• **Exercise material**:
>>

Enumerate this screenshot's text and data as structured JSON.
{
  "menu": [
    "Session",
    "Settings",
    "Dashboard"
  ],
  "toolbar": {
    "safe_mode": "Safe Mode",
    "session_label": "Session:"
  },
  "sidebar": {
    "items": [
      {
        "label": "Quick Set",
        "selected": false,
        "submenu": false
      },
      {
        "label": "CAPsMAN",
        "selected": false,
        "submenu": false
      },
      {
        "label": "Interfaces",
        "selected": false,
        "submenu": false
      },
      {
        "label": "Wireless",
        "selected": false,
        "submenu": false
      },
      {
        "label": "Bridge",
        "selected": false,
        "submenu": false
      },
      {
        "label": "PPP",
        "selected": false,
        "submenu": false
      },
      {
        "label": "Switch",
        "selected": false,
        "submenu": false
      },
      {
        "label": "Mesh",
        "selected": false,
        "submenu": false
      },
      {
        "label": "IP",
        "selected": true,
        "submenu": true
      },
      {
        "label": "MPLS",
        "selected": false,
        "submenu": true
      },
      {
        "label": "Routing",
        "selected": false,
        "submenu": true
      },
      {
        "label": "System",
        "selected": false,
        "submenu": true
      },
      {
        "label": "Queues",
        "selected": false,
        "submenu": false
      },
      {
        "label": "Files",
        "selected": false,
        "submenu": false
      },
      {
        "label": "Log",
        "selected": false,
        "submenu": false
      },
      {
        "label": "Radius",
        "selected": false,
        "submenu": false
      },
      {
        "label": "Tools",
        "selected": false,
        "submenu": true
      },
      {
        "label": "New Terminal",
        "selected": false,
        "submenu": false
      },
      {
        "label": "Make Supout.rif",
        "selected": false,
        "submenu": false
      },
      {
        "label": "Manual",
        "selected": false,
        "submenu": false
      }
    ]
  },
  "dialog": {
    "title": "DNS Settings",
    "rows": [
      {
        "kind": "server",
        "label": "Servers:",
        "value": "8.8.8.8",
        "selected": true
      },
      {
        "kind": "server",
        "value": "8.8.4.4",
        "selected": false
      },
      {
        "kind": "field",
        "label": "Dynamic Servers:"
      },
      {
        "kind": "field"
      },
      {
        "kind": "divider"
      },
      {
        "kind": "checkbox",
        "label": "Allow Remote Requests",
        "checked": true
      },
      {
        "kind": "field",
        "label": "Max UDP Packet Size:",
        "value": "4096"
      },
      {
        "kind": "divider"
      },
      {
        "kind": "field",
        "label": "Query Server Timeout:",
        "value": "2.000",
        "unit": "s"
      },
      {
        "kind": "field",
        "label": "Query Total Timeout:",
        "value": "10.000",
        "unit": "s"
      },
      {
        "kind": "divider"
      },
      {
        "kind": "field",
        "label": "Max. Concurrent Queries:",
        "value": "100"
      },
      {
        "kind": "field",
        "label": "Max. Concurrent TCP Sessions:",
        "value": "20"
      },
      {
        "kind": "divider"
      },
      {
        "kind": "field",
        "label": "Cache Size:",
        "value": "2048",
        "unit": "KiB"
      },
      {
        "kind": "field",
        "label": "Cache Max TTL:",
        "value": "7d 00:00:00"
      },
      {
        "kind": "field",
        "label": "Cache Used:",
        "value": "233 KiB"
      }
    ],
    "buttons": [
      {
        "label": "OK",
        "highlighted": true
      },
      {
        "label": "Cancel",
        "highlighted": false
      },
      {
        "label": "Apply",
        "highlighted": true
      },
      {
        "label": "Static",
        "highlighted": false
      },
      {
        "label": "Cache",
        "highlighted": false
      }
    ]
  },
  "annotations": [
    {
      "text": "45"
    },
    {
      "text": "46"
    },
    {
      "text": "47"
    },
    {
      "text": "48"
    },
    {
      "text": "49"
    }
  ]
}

<<

• **What you will do**: Go through the listing above and work out how many lines contain the string "value". Reply with the number alone.

• **Correct output**: 10